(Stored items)
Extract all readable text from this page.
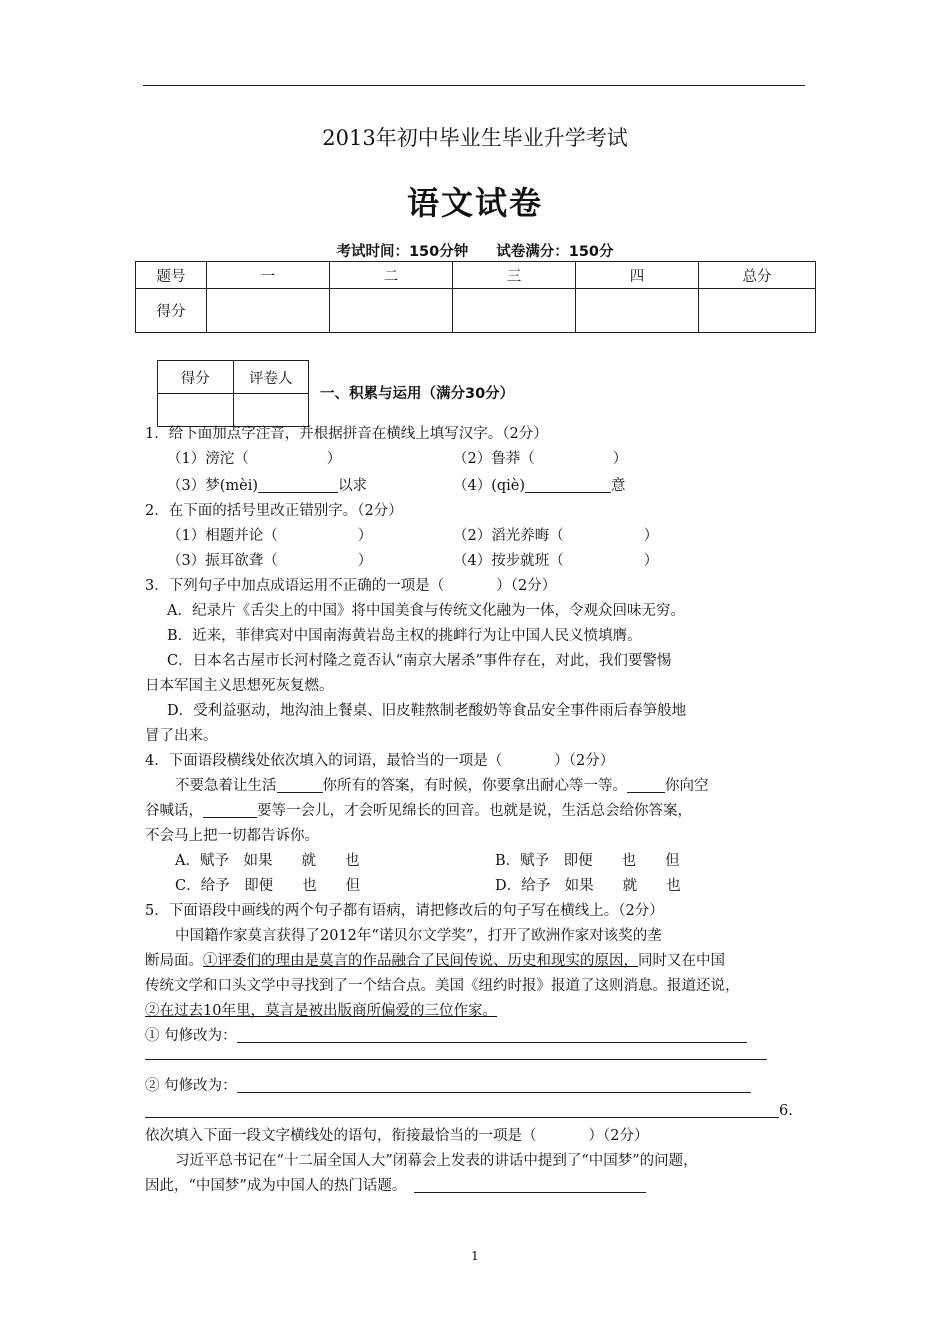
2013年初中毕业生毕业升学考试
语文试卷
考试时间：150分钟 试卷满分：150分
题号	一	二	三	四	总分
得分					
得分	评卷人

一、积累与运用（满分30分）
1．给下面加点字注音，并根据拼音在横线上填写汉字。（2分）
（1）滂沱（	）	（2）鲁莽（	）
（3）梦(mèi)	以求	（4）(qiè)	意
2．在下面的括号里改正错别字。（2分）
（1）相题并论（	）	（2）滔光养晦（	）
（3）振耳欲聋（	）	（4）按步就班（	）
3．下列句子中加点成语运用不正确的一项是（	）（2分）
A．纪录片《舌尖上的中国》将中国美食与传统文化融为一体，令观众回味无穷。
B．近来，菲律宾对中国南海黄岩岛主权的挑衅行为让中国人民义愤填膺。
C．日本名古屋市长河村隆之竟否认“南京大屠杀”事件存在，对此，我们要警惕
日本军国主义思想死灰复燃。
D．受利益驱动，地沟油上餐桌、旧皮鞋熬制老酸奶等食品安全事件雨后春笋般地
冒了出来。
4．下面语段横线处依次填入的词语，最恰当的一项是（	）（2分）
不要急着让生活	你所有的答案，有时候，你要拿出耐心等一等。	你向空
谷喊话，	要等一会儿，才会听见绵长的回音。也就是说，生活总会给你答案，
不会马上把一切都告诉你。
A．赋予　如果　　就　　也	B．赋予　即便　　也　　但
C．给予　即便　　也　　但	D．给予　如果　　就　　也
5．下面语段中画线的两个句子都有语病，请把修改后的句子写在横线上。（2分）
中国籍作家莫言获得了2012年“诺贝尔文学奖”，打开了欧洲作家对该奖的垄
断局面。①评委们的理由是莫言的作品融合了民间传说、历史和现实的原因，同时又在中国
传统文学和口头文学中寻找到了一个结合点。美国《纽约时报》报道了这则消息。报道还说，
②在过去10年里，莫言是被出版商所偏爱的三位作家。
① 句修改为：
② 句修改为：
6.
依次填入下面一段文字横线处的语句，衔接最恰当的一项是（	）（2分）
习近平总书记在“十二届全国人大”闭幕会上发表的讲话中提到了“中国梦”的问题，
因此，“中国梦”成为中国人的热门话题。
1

### REQUIREMENT
Write out the entries above verbatim; the pictures do not belong in your copy.

### WRITTEN RESPONSE
Extract all readable text from this page.
2013年初中毕业生毕业升学考试
语文试卷
考试时间：150分钟 试卷满分：150分
题号	一	二	三	四	总分
得分					
得分	评卷人

一、积累与运用（满分30分）
1．给下面加点字注音，并根据拼音在横线上填写汉字。（2分）
（1）滂沱（	）	（2）鲁莽（	）
（3）梦(mèi)	以求	（4）(qiè)	意
2．在下面的括号里改正错别字。（2分）
（1）相题并论（	）	（2）滔光养晦（	）
（3）振耳欲聋（	）	（4）按步就班（	）
3．下列句子中加点成语运用不正确的一项是（	）（2分）
A．纪录片《舌尖上的中国》将中国美食与传统文化融为一体，令观众回味无穷。
B．近来，菲律宾对中国南海黄岩岛主权的挑衅行为让中国人民义愤填膺。
C．日本名古屋市长河村隆之竟否认“南京大屠杀”事件存在，对此，我们要警惕
日本军国主义思想死灰复燃。
D．受利益驱动，地沟油上餐桌、旧皮鞋熬制老酸奶等食品安全事件雨后春笋般地
冒了出来。
4．下面语段横线处依次填入的词语，最恰当的一项是（	）（2分）
不要急着让生活	你所有的答案，有时候，你要拿出耐心等一等。	你向空
谷喊话，	要等一会儿，才会听见绵长的回音。也就是说，生活总会给你答案，
不会马上把一切都告诉你。
A．赋予　如果　　就　　也	B．赋予　即便　　也　　但
C．给予　即便　　也　　但	D．给予　如果　　就　　也
5．下面语段中画线的两个句子都有语病，请把修改后的句子写在横线上。（2分）
中国籍作家莫言获得了2012年“诺贝尔文学奖”，打开了欧洲作家对该奖的垄
断局面。①评委们的理由是莫言的作品融合了民间传说、历史和现实的原因，同时又在中国
传统文学和口头文学中寻找到了一个结合点。美国《纽约时报》报道了这则消息。报道还说，
②在过去10年里，莫言是被出版商所偏爱的三位作家。
① 句修改为：
② 句修改为：
6.
依次填入下面一段文字横线处的语句，衔接最恰当的一项是（	）（2分）
习近平总书记在“十二届全国人大”闭幕会上发表的讲话中提到了“中国梦”的问题，
因此，“中国梦”成为中国人的热门话题。
1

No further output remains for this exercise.